What you have to do: Print all entries precisely as they are written.

== Supplied entries ==

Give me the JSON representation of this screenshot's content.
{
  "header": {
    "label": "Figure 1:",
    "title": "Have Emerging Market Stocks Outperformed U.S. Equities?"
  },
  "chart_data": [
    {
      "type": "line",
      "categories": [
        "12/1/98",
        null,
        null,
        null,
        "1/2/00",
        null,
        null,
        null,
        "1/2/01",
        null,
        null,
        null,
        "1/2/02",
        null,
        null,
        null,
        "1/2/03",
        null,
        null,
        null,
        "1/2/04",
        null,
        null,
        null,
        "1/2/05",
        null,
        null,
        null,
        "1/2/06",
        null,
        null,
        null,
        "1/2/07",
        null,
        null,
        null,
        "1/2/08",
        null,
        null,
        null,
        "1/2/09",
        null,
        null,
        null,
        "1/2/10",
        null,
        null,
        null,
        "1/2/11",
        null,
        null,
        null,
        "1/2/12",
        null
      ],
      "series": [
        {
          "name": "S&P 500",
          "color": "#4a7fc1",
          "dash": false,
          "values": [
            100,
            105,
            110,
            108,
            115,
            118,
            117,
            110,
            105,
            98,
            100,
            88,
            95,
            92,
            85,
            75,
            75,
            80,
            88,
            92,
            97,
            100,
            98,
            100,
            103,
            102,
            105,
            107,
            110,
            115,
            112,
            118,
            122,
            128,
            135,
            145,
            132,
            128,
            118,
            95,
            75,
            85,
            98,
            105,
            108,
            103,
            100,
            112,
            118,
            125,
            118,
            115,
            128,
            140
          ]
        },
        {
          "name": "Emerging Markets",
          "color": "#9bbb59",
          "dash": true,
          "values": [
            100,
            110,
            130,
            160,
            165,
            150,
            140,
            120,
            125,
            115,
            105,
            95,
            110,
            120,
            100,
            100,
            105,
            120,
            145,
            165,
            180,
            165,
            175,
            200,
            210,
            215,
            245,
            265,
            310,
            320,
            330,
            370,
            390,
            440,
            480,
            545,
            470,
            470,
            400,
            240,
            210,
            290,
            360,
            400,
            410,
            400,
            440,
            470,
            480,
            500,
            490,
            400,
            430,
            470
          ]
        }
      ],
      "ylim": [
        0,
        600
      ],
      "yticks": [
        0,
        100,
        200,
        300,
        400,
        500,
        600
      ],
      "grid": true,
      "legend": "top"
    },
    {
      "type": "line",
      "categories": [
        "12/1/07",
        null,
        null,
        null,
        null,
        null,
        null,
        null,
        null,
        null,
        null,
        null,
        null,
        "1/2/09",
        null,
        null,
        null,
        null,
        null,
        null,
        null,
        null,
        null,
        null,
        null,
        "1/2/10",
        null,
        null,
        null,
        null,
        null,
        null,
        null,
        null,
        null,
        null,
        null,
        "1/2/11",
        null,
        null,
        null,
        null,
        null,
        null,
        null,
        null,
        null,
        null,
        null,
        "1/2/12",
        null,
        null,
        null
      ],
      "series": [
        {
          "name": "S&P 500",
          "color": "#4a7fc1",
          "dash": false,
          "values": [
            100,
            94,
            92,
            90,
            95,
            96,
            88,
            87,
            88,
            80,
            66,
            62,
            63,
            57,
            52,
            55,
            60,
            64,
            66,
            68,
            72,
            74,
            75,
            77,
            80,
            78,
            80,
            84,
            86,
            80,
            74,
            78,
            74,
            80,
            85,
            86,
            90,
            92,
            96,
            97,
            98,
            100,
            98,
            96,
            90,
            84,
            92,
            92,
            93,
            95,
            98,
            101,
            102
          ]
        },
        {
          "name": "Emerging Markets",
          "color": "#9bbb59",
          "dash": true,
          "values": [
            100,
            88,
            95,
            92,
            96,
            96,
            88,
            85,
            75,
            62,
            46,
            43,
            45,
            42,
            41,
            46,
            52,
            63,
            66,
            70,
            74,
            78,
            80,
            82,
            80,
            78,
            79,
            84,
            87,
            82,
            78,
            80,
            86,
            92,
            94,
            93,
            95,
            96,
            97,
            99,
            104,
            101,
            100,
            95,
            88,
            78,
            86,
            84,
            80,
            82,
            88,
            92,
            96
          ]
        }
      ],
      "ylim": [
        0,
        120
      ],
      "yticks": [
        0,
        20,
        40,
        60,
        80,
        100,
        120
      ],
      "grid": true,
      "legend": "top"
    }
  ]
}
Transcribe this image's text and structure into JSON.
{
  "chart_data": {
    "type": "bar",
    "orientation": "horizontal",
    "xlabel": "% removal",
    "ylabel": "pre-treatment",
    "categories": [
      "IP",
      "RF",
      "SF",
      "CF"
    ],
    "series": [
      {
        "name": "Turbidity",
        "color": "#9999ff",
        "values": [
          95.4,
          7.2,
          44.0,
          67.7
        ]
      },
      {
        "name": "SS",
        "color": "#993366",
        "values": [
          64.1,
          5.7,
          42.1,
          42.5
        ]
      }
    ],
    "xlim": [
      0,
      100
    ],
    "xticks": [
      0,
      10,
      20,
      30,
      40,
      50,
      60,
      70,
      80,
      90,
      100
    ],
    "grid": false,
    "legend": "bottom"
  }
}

===

Output:
Give me the JSON representation of this screenshot's content.
{
  "header": {
    "label": "Figure 1:",
    "title": "Have Emerging Market Stocks Outperformed U.S. Equities?"
  },
  "chart_data": [
    {
      "type": "line",
      "categories": [
        "12/1/98",
        null,
        null,
        null,
        "1/2/00",
        null,
        null,
        null,
        "1/2/01",
        null,
        null,
        null,
        "1/2/02",
        null,
        null,
        null,
        "1/2/03",
        null,
        null,
        null,
        "1/2/04",
        null,
        null,
        null,
        "1/2/05",
        null,
        null,
        null,
        "1/2/06",
        null,
        null,
        null,
        "1/2/07",
        null,
        null,
        null,
        "1/2/08",
        null,
        null,
        null,
        "1/2/09",
        null,
        null,
        null,
        "1/2/10",
        null,
        null,
        null,
        "1/2/11",
        null,
        null,
        null,
        "1/2/12",
        null
      ],
      "series": [
        {
          "name": "S&P 500",
          "color": "#4a7fc1",
          "dash": false,
          "values": [
            100,
            105,
            110,
            108,
            115,
            118,
            117,
            110,
            105,
            98,
            100,
            88,
            95,
            92,
            85,
            75,
            75,
            80,
            88,
            92,
            97,
            100,
            98,
            100,
            103,
            102,
            105,
            107,
            110,
            115,
            112,
            118,
            122,
            128,
            135,
            145,
            132,
            128,
            118,
            95,
            75,
            85,
            98,
            105,
            108,
            103,
            100,
            112,
            118,
            125,
            118,
            115,
            128,
            140
          ]
        },
        {
          "name": "Emerging Markets",
          "color": "#9bbb59",
          "dash": true,
          "values": [
            100,
            110,
            130,
            160,
            165,
            150,
            140,
            120,
            125,
            115,
            105,
            95,
            110,
            120,
            100,
            100,
            105,
            120,
            145,
            165,
            180,
            165,
            175,
            200,
            210,
            215,
            245,
            265,
            310,
            320,
            330,
            370,
            390,
            440,
            480,
            545,
            470,
            470,
            400,
            240,
            210,
            290,
            360,
            400,
            410,
            400,
            440,
            470,
            480,
            500,
            490,
            400,
            430,
            470
          ]
        }
      ],
      "ylim": [
        0,
        600
      ],
      "yticks": [
        0,
        100,
        200,
        300,
        400,
        500,
        600
      ],
      "grid": true,
      "legend": "top"
    },
    {
      "type": "line",
      "categories": [
        "12/1/07",
        null,
        null,
        null,
        null,
        null,
        null,
        null,
        null,
        null,
        null,
        null,
        null,
        "1/2/09",
        null,
        null,
        null,
        null,
        null,
        null,
        null,
        null,
        null,
        null,
        null,
        "1/2/10",
        null,
        null,
        null,
        null,
        null,
        null,
        null,
        null,
        null,
        null,
        null,
        "1/2/11",
        null,
        null,
        null,
        null,
        null,
        null,
        null,
        null,
        null,
        null,
        null,
        "1/2/12",
        null,
        null,
        null
      ],
      "series": [
        {
          "name": "S&P 500",
          "color": "#4a7fc1",
          "dash": false,
          "values": [
            100,
            94,
            92,
            90,
            95,
            96,
            88,
            87,
            88,
            80,
            66,
            62,
            63,
            57,
            52,
            55,
            60,
            64,
            66,
            68,
            72,
            74,
            75,
            77,
            80,
            78,
            80,
            84,
            86,
            80,
            74,
            78,
            74,
            80,
            85,
            86,
            90,
            92,
            96,
            97,
            98,
            100,
            98,
            96,
            90,
            84,
            92,
            92,
            93,
            95,
            98,
            101,
            102
          ]
        },
        {
          "name": "Emerging Markets",
          "color": "#9bbb59",
          "dash": true,
          "values": [
            100,
            88,
            95,
            92,
            96,
            96,
            88,
            85,
            75,
            62,
            46,
            43,
            45,
            42,
            41,
            46,
            52,
            63,
            66,
            70,
            74,
            78,
            80,
            82,
            80,
            78,
            79,
            84,
            87,
            82,
            78,
            80,
            86,
            92,
            94,
            93,
            95,
            96,
            97,
            99,
            104,
            101,
            100,
            95,
            88,
            78,
            86,
            84,
            80,
            82,
            88,
            92,
            96
          ]
        }
      ],
      "ylim": [
        0,
        120
      ],
      "yticks": [
        0,
        20,
        40,
        60,
        80,
        100,
        120
      ],
      "grid": true,
      "legend": "top"
    }
  ]
}
Transcribe this image's text and structure into JSON.
{
  "chart_data": {
    "type": "bar",
    "orientation": "horizontal",
    "xlabel": "% removal",
    "ylabel": "pre-treatment",
    "categories": [
      "IP",
      "RF",
      "SF",
      "CF"
    ],
    "series": [
      {
        "name": "Turbidity",
        "color": "#9999ff",
        "values": [
          95.4,
          7.2,
          44.0,
          67.7
        ]
      },
      {
        "name": "SS",
        "color": "#993366",
        "values": [
          64.1,
          5.7,
          42.1,
          42.5
        ]
      }
    ],
    "xlim": [
      0,
      100
    ],
    "xticks": [
      0,
      10,
      20,
      30,
      40,
      50,
      60,
      70,
      80,
      90,
      100
    ],
    "grid": false,
    "legend": "bottom"
  }
}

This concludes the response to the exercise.